*Data extracted from a collection*

::::::::

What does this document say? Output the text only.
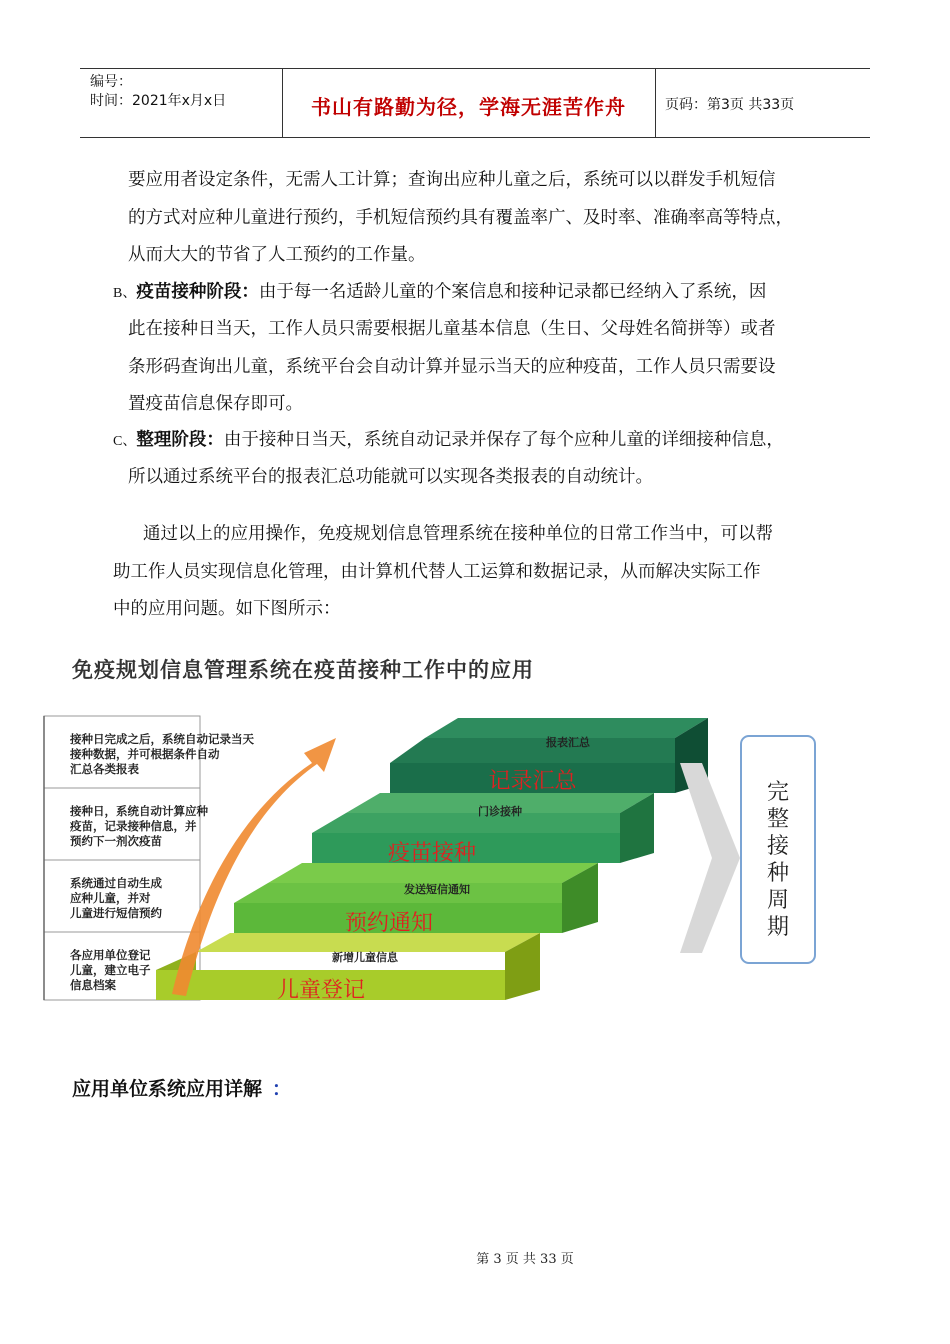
编号：
时间：2021年x月x日	书山有路勤为径，学海无涯苦作舟	页码：第3页 共33页
要应用者设定条件，无需人工计算；查询出应种儿童之后，系统可以以群发手机短信
的方式对应种儿童进行预约，手机短信预约具有覆盖率广、及时率、准确率高等特点，
从而大大的节省了人工预约的工作量。
B、疫苗接种阶段：由于每一名适龄儿童的个案信息和接种记录都已经纳入了系统，因
此在接种日当天，工作人员只需要根据儿童基本信息（生日、父母姓名简拼等）或者
条形码查询出儿童，系统平台会自动计算并显示当天的应种疫苗，工作人员只需要设
置疫苗信息保存即可。
C、整理阶段：由于接种日当天，系统自动记录并保存了每个应种儿童的详细接种信息，
所以通过系统平台的报表汇总功能就可以实现各类报表的自动统计。
通过以上的应用操作，免疫规划信息管理系统在接种单位的日常工作当中，可以帮
助工作人员实现信息化管理，由计算机代替人工运算和数据记录，从而解决实际工作
中的应用问题。如下图所示：
免疫规划信息管理系统在疫苗接种工作中的应用
接种日完成之后，系统自动记录当天
接种数据，并可根据条件自动
汇总各类报表
接种日，系统自动计算应种
疫苗，记录接种信息，并
预约下一剂次疫苗
系统通过自动生成
应种儿童，并对
儿童进行短信预约
各应用单位登记
儿童，建立电子
信息档案
报表汇总
记录汇总
门诊接种
疫苗接种
发送短信通知
预约通知
新增儿童信息
儿童登记
完
整
接
种
周
期
应用单位系统应用详解 ：
第 3 页 共 33 页
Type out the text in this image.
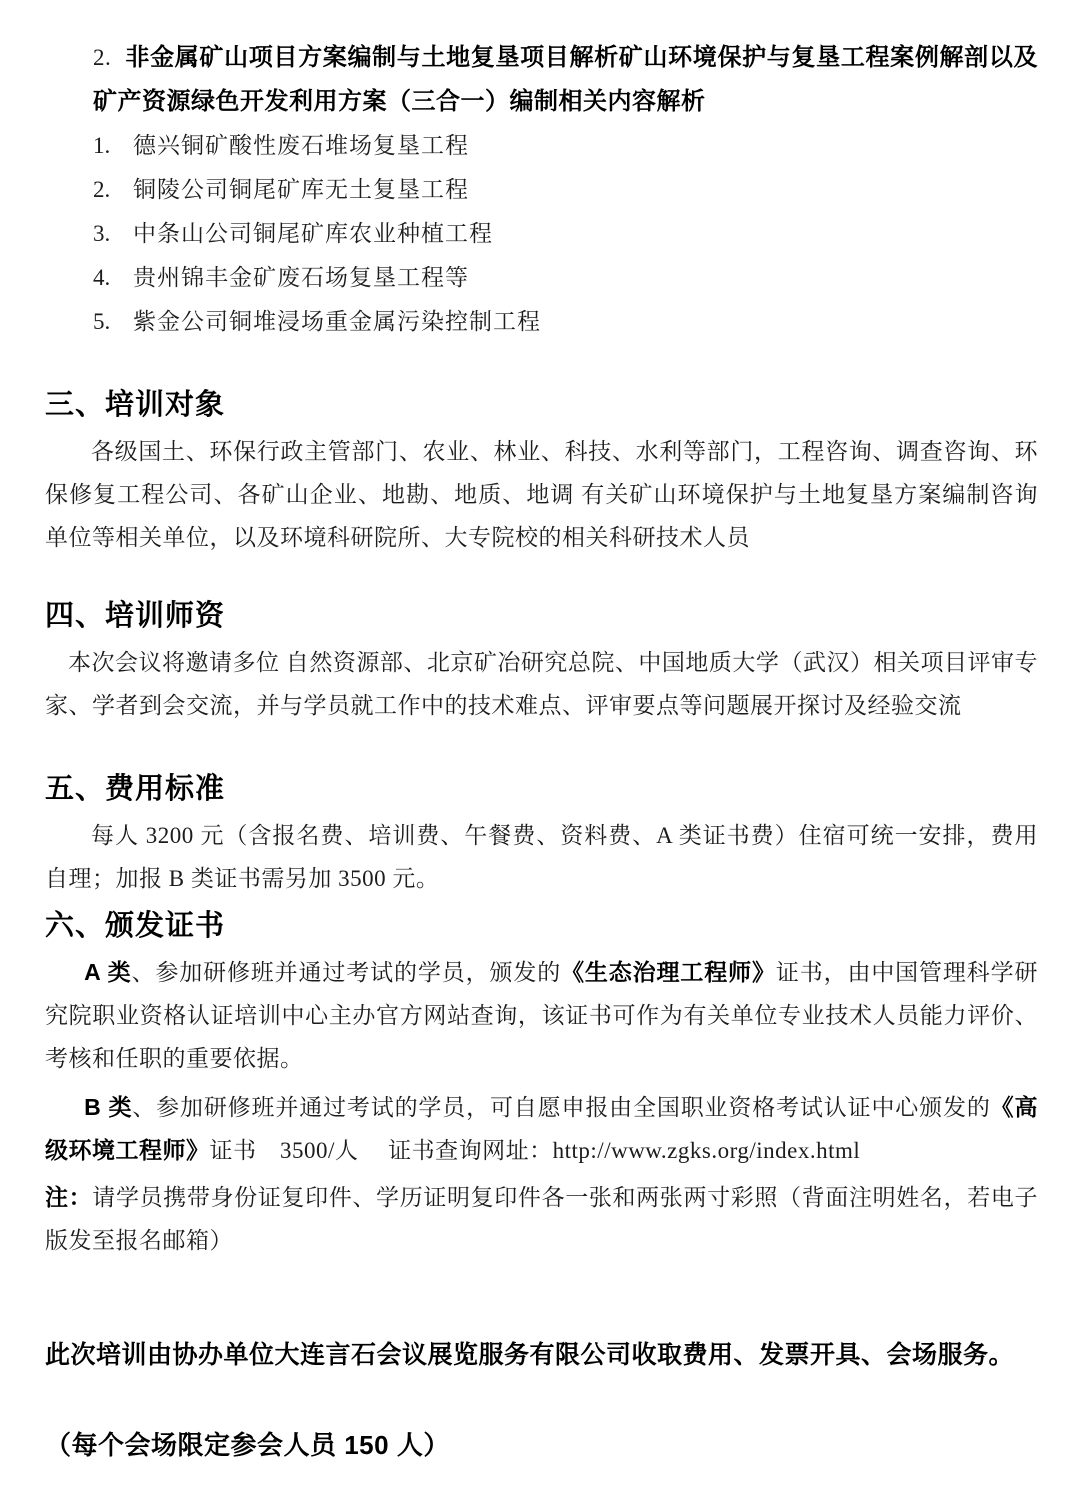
2. 非金属矿山项目方案编制与土地复垦项目解析矿山环境保护与复垦工程案例解剖以及矿产资源绿色开发利用方案（三合一）编制相关内容解析

1. 德兴铜矿酸性废石堆场复垦工程
2. 铜陵公司铜尾矿库无土复垦工程
3. 中条山公司铜尾矿库农业种植工程
4. 贵州锦丰金矿废石场复垦工程等
5. 紫金公司铜堆浸场重金属污染控制工程
三、培训对象

各级国土、环保行政主管部门、农业、林业、科技、水利等部门，工程咨询、调查咨询、环保修复工程公司、各矿山企业、地勘、地质、地调 有关矿山环境保护与土地复垦方案编制咨询单位等相关单位，以及环境科研院所、大专院校的相关科研技术人员

四、培训师资

本次会议将邀请多位 自然资源部、北京矿冶研究总院、中国地质大学（武汉）相关项目评审专家、学者到会交流，并与学员就工作中的技术难点、评审要点等问题展开探讨及经验交流

五、费用标准

每人 3200 元（含报名费、培训费、午餐费、资料费、A 类证书费）住宿可统一安排，费用自理；加报 B 类证书需另加 3500 元。

六、颁发证书

A 类、参加研修班并通过考试的学员，颁发的《生态治理工程师》证书，由中国管理科学研究院职业资格认证培训中心主办官方网站查询，该证书可作为有关单位专业技术人员能力评价、考核和任职的重要依据。

B 类、参加研修班并通过考试的学员，可自愿申报由全国职业资格考试认证中心颁发的《高级环境工程师》证书　3500/人　 证书查询网址：http://www.zgks.org/index.html

注：请学员携带身份证复印件、学历证明复印件各一张和两张两寸彩照（背面注明姓名，若电子版发至报名邮箱）

此次培训由协办单位大连言石会议展览服务有限公司收取费用、发票开具、会场服务。

（每个会场限定参会人员 150 人）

::::::::

*WHAT TO WORK ON*
Copy every record character for character. Skip the pictures.

*FINAL RESULT*
What does this document say? Output the text only.
编号：
时间：2021年x月x日	书山有路勤为径，学海无涯苦作舟	页码：第3页 共33页
要应用者设定条件，无需人工计算；查询出应种儿童之后，系统可以以群发手机短信
的方式对应种儿童进行预约，手机短信预约具有覆盖率广、及时率、准确率高等特点，
从而大大的节省了人工预约的工作量。
B、疫苗接种阶段：由于每一名适龄儿童的个案信息和接种记录都已经纳入了系统，因
此在接种日当天，工作人员只需要根据儿童基本信息（生日、父母姓名简拼等）或者
条形码查询出儿童，系统平台会自动计算并显示当天的应种疫苗，工作人员只需要设
置疫苗信息保存即可。
C、整理阶段：由于接种日当天，系统自动记录并保存了每个应种儿童的详细接种信息，
所以通过系统平台的报表汇总功能就可以实现各类报表的自动统计。
通过以上的应用操作，免疫规划信息管理系统在接种单位的日常工作当中，可以帮
助工作人员实现信息化管理，由计算机代替人工运算和数据记录，从而解决实际工作
中的应用问题。如下图所示：
免疫规划信息管理系统在疫苗接种工作中的应用
接种日完成之后，系统自动记录当天
接种数据，并可根据条件自动
汇总各类报表
接种日，系统自动计算应种
疫苗，记录接种信息，并
预约下一剂次疫苗
系统通过自动生成
应种儿童，并对
儿童进行短信预约
各应用单位登记
儿童，建立电子
信息档案
报表汇总
记录汇总
门诊接种
疫苗接种
发送短信通知
预约通知
新增儿童信息
儿童登记
完
整
接
种
周
期
应用单位系统应用详解 ：
第 3 页 共 33 页
Type out the text in this image.
2. 非金属矿山项目方案编制与土地复垦项目解析矿山环境保护与复垦工程案例解剖以及矿产资源绿色开发利用方案（三合一）编制相关内容解析

1. 德兴铜矿酸性废石堆场复垦工程
2. 铜陵公司铜尾矿库无土复垦工程
3. 中条山公司铜尾矿库农业种植工程
4. 贵州锦丰金矿废石场复垦工程等
5. 紫金公司铜堆浸场重金属污染控制工程
三、培训对象

各级国土、环保行政主管部门、农业、林业、科技、水利等部门，工程咨询、调查咨询、环保修复工程公司、各矿山企业、地勘、地质、地调 有关矿山环境保护与土地复垦方案编制咨询单位等相关单位，以及环境科研院所、大专院校的相关科研技术人员

四、培训师资

本次会议将邀请多位 自然资源部、北京矿冶研究总院、中国地质大学（武汉）相关项目评审专家、学者到会交流，并与学员就工作中的技术难点、评审要点等问题展开探讨及经验交流

五、费用标准

每人 3200 元（含报名费、培训费、午餐费、资料费、A 类证书费）住宿可统一安排，费用自理；加报 B 类证书需另加 3500 元。

六、颁发证书

A 类、参加研修班并通过考试的学员，颁发的《生态治理工程师》证书，由中国管理科学研究院职业资格认证培训中心主办官方网站查询，该证书可作为有关单位专业技术人员能力评价、考核和任职的重要依据。

B 类、参加研修班并通过考试的学员，可自愿申报由全国职业资格考试认证中心颁发的《高级环境工程师》证书　3500/人　 证书查询网址：http://www.zgks.org/index.html

注：请学员携带身份证复印件、学历证明复印件各一张和两张两寸彩照（背面注明姓名，若电子版发至报名邮箱）

此次培训由协办单位大连言石会议展览服务有限公司收取费用、发票开具、会场服务。

（每个会场限定参会人员 150 人）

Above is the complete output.